═══ Information provided
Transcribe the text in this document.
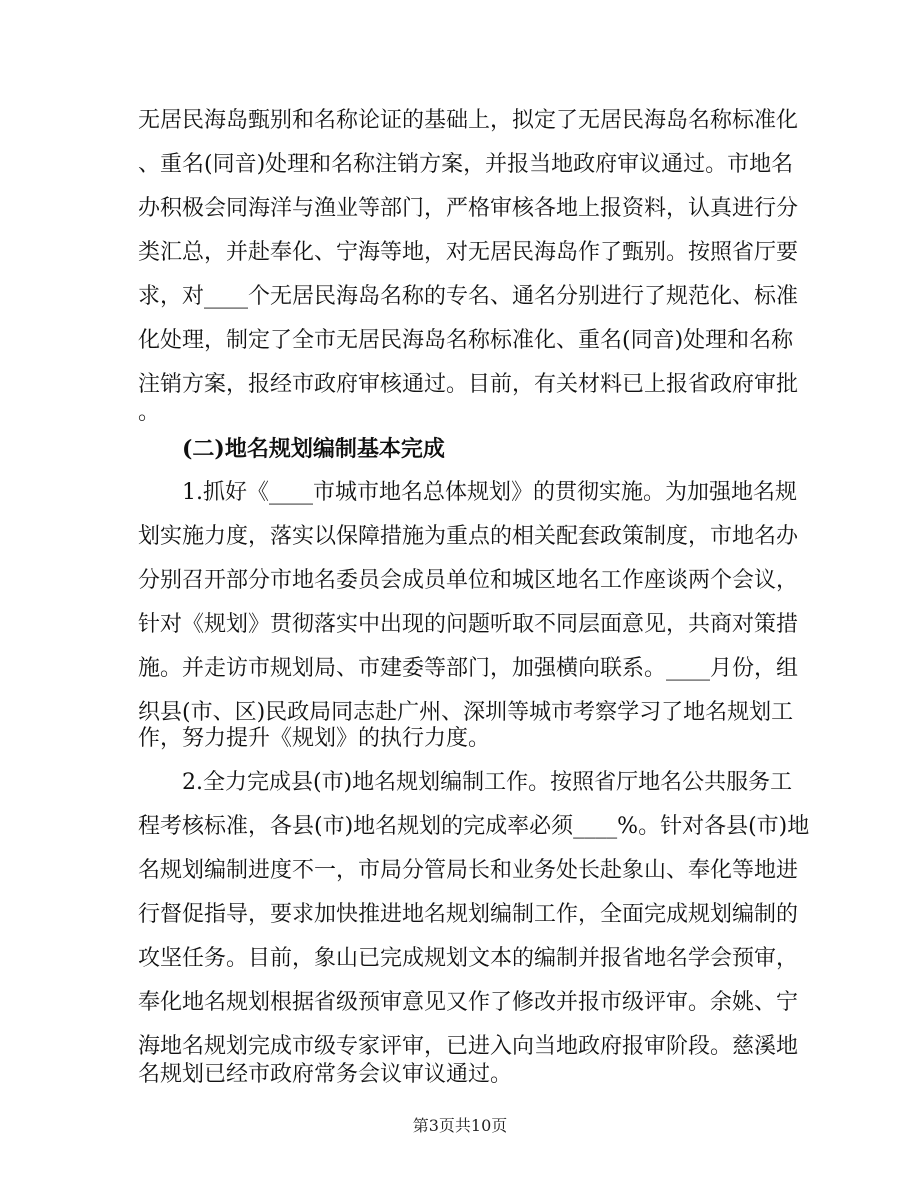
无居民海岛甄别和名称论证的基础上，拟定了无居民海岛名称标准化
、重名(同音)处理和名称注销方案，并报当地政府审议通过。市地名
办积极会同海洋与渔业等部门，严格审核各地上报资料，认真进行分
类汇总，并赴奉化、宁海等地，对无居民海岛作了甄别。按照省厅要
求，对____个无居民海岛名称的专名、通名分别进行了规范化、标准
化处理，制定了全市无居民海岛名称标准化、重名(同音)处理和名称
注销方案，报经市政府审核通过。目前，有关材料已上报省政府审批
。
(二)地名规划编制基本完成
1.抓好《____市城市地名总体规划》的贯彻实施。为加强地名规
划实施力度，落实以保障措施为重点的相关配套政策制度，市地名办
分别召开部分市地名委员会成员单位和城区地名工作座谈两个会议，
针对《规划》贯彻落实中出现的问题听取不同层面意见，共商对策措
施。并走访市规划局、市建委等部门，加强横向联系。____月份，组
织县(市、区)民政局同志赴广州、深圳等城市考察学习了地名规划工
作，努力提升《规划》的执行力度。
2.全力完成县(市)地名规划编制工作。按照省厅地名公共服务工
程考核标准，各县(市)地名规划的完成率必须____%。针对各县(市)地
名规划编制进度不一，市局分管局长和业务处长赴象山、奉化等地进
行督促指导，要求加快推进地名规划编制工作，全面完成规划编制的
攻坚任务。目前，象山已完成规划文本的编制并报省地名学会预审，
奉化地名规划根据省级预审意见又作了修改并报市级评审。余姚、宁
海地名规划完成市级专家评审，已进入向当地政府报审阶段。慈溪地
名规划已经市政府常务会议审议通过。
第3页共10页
══════
═══ Information provided
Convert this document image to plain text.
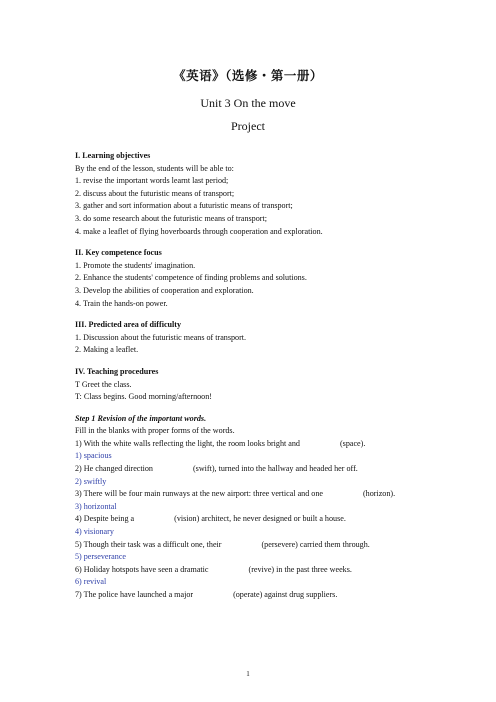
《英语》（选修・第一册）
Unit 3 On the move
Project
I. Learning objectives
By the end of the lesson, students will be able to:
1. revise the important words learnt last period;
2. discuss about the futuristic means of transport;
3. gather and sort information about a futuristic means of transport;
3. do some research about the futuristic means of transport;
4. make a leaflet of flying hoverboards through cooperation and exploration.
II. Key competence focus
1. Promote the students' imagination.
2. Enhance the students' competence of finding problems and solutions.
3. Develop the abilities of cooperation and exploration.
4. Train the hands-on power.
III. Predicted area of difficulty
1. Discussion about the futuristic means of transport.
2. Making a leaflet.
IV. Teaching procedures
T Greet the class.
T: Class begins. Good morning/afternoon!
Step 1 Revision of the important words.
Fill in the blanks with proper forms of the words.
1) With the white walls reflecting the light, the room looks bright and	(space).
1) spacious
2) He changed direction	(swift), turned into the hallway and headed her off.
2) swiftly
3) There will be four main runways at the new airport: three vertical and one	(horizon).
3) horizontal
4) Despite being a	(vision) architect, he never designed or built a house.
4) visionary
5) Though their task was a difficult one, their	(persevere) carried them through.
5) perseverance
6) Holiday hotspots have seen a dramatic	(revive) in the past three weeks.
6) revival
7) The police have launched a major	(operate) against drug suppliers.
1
══════
═══ Information provided
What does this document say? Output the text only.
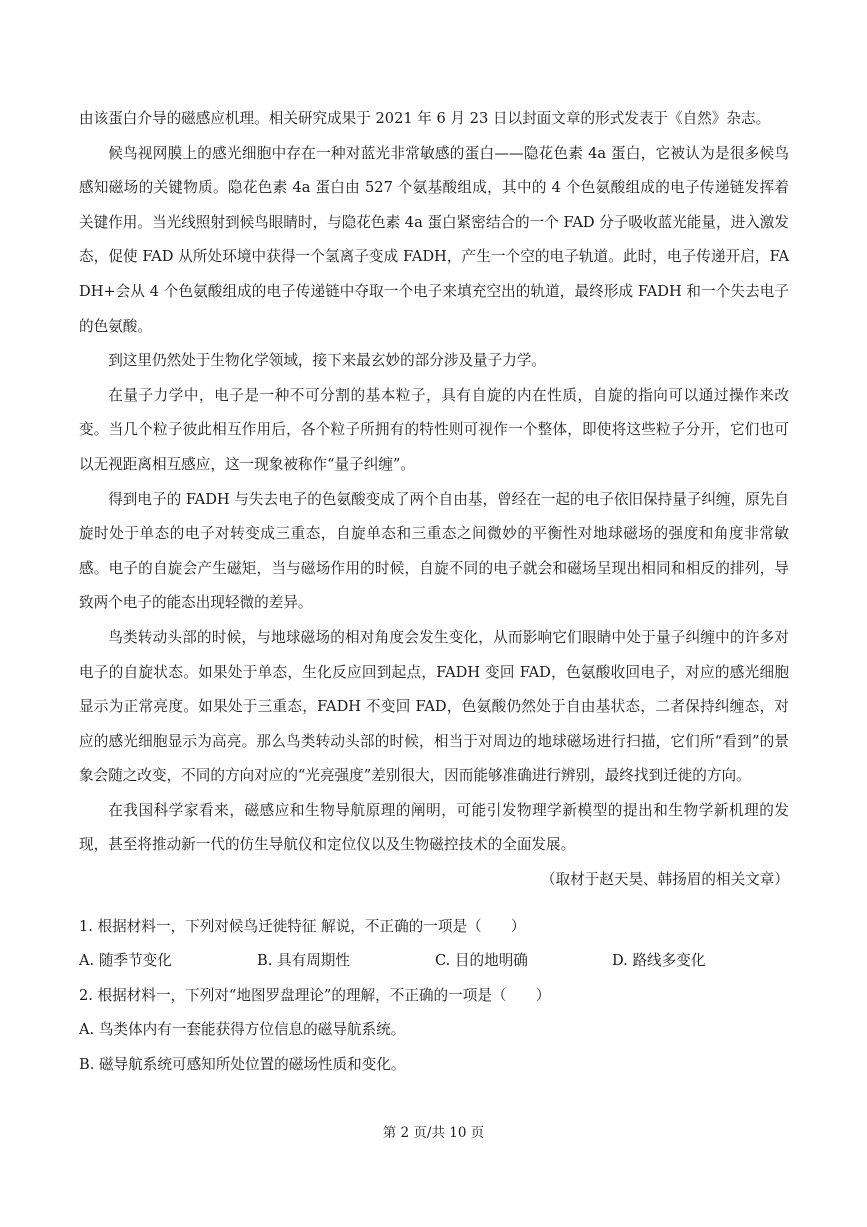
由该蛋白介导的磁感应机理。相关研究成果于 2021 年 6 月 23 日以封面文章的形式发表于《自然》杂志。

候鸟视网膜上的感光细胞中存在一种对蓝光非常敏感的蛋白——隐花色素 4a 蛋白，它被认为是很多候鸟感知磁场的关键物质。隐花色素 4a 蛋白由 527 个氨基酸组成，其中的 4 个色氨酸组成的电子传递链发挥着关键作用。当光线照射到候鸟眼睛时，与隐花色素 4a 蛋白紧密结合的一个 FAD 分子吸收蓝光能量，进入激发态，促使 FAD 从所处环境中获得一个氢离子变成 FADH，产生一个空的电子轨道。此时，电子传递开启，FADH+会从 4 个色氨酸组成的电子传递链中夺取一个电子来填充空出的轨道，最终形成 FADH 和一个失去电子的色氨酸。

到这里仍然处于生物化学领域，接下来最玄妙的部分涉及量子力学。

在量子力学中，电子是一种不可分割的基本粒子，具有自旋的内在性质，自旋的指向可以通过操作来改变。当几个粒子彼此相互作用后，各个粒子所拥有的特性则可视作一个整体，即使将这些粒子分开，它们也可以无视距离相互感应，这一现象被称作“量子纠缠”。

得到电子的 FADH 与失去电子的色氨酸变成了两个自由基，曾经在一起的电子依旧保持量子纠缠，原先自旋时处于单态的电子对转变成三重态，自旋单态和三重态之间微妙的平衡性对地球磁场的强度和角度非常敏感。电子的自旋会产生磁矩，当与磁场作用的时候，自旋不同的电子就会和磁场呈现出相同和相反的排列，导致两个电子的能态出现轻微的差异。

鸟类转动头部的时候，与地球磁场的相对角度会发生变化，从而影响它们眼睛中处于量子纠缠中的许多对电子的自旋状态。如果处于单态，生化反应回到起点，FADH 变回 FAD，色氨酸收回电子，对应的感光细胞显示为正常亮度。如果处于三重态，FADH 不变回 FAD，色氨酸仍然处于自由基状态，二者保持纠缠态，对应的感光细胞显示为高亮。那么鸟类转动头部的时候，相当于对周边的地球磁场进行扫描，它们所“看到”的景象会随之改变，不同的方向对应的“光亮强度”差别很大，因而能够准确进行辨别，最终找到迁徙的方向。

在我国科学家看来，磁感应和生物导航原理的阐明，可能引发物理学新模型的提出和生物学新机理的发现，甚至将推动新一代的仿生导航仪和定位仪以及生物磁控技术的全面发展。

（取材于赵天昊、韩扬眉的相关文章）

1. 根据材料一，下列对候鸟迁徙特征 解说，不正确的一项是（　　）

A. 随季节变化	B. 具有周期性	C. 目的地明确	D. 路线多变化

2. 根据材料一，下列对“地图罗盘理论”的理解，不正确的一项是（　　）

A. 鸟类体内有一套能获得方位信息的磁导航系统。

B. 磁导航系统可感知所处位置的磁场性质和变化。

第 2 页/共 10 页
══════
Goal –
Show every line from the entries above in which the word "competence" appears.

Exercise solution –
II. Key competence focus
2. Enhance the students' competence of finding problems and solutions.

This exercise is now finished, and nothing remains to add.